_DO THIS_
Locate the lines of the listing below that hold "debilidad", then copy each of them.

_RECORDS FOR THE TASK_
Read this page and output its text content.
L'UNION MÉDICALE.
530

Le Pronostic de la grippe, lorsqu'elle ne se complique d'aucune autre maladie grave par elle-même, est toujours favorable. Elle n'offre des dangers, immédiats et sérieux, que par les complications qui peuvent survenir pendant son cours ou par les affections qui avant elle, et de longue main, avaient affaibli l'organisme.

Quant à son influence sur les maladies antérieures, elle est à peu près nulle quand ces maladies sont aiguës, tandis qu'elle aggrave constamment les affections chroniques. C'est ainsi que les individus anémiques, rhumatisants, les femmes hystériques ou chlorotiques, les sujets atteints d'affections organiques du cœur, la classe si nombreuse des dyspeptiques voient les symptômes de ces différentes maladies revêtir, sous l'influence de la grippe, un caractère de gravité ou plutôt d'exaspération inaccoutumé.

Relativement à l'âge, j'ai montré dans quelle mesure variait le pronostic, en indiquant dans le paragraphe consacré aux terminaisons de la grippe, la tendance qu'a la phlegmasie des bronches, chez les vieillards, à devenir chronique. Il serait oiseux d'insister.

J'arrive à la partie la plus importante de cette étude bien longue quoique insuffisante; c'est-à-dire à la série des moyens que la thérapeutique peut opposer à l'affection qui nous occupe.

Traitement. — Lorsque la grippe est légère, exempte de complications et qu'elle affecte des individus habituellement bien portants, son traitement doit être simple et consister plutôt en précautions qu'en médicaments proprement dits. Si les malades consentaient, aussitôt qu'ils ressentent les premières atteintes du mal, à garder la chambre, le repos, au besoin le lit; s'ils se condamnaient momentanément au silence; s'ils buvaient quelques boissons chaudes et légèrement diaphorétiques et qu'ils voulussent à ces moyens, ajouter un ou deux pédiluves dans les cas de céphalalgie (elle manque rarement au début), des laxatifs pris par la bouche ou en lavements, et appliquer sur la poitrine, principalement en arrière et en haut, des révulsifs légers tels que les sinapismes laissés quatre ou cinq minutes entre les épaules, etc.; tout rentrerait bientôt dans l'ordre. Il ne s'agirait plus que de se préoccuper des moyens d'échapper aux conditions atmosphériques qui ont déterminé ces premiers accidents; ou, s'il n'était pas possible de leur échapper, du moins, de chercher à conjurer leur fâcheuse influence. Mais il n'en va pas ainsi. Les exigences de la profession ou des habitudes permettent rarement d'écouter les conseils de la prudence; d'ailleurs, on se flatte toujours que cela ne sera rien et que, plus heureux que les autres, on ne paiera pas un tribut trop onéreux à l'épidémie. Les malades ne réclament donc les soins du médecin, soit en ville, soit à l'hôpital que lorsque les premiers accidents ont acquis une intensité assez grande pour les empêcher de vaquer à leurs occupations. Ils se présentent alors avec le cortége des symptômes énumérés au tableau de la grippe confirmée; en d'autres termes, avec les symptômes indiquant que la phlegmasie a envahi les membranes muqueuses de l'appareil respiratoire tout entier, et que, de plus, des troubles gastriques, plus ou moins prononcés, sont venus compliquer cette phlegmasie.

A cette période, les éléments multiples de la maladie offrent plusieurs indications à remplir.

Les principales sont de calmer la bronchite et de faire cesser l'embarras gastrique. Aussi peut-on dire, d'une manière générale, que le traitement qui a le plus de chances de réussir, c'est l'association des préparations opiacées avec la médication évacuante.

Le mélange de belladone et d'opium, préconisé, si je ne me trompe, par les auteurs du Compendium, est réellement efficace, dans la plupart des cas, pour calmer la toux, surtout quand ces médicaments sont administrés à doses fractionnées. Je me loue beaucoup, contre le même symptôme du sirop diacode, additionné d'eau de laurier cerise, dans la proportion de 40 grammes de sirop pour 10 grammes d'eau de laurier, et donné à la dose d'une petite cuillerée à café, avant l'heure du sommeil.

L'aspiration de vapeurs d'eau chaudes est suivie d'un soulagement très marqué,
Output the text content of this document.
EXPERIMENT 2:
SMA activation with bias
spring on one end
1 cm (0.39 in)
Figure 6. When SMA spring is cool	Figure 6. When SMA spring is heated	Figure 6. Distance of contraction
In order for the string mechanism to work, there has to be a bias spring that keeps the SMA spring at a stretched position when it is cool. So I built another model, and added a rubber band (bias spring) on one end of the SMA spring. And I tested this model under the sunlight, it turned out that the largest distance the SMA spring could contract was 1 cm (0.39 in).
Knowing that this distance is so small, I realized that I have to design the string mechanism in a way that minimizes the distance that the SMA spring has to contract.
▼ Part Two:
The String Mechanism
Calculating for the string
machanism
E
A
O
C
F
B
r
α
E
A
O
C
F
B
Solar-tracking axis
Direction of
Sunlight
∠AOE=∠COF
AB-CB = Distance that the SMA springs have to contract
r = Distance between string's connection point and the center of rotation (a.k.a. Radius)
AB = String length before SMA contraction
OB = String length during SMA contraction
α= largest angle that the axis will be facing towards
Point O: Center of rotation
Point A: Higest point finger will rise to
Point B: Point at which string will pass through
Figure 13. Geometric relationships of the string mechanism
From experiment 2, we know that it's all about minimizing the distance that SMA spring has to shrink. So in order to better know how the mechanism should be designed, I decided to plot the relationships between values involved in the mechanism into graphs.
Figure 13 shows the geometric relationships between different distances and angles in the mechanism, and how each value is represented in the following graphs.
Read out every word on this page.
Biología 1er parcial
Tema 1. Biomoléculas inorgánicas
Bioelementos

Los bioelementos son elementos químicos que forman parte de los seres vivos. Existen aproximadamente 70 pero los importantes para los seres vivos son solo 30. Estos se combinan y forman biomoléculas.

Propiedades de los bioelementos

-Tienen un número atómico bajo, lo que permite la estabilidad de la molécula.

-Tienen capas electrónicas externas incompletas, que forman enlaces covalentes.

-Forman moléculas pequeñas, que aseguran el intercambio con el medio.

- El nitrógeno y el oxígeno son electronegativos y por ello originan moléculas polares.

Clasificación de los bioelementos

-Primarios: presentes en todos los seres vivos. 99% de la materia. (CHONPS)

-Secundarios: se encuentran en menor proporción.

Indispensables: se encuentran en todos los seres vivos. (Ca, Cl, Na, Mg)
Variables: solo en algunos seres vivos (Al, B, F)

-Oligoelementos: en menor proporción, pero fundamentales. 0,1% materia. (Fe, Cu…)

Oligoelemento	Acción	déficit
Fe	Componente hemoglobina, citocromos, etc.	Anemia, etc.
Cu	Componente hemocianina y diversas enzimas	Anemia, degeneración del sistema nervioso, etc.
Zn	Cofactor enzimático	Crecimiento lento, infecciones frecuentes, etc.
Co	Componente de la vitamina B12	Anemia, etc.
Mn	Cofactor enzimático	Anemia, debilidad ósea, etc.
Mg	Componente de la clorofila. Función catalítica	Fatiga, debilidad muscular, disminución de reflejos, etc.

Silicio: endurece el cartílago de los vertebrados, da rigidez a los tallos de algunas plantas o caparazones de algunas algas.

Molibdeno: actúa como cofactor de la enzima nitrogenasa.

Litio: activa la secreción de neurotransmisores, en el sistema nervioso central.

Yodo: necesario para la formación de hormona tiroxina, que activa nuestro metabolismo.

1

_EXERCISE SOLUTION_
Mn	Cofactor enzimático	Anemia, debilidad ósea, etc.
Mg	Componente de la clorofila. Función catalítica	Fatiga, debilidad muscular, disminución de reflejos, etc.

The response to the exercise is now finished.